▸ Stated exercise
Which lines include the word "name"? Copy each of them.
# # # # #
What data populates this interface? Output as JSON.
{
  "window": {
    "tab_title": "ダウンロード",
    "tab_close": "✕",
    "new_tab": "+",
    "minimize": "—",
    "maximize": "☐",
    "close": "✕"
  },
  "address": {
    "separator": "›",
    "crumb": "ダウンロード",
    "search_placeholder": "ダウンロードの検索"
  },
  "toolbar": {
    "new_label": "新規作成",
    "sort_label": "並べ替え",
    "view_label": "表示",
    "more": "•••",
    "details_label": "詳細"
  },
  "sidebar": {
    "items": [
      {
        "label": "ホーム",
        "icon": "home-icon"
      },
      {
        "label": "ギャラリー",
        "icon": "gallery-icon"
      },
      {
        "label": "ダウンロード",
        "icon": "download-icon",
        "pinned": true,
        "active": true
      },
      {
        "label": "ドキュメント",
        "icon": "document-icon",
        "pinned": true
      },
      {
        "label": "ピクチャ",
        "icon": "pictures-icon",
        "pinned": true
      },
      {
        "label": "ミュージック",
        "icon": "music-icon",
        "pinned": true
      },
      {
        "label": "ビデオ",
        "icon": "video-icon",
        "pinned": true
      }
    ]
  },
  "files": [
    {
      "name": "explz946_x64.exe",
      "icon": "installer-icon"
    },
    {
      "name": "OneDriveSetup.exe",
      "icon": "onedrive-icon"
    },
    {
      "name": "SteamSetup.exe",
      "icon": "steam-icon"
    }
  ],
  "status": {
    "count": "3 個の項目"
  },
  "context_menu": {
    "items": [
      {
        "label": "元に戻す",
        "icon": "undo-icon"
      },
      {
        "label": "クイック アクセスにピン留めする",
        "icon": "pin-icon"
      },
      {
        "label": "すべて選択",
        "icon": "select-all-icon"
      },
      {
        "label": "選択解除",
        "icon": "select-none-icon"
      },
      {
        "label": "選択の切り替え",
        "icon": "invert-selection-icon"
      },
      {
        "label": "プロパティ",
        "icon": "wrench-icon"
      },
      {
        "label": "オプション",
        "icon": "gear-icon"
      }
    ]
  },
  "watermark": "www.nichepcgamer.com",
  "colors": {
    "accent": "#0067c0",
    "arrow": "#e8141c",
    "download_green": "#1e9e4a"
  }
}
# # # # #
▸ The reply
      "name": "explz946_x64.exe",
      "name": "OneDriveSetup.exe",
      "name": "SteamSetup.exe",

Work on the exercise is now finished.